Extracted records
━━━━━━━━━━━━━━━━━━━━━━━━━━━━━━

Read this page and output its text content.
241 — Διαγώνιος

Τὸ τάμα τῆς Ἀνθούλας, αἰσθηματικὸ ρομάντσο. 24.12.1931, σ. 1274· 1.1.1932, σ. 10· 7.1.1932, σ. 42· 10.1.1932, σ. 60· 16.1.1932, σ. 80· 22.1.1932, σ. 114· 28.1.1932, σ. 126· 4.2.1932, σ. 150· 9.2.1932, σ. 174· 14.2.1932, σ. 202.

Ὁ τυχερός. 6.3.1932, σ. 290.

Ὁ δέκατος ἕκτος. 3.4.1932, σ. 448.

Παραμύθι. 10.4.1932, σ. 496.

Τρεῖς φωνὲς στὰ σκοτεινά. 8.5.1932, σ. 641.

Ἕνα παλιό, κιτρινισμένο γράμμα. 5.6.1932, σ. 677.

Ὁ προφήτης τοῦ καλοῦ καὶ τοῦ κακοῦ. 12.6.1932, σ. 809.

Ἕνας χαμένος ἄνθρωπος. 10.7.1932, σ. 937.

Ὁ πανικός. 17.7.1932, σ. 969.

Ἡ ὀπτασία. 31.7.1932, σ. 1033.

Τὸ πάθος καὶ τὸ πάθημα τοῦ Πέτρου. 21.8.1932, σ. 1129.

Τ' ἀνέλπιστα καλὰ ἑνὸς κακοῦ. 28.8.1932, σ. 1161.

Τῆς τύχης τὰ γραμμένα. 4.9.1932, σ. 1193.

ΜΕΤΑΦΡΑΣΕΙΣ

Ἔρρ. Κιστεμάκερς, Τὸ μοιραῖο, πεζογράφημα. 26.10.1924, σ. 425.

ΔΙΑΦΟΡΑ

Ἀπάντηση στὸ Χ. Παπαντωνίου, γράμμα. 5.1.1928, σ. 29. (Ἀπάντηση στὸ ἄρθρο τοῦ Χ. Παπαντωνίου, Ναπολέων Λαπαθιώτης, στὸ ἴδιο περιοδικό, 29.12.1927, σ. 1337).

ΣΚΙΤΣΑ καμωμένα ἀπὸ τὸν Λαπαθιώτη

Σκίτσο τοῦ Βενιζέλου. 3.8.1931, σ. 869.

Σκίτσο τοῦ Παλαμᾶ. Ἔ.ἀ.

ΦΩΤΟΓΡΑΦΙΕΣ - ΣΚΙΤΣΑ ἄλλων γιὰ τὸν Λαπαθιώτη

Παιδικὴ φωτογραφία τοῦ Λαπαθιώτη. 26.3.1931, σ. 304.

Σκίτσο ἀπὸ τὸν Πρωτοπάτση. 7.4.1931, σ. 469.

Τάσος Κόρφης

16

━━━━━━━━━━━━━━━━━━━━━━━━━━━━━━

— The problem —
Using the material above, work out how many lines contain the string "ΣΚΙΤΣΑ". Give that number alone.

— Answer to this exercise —
2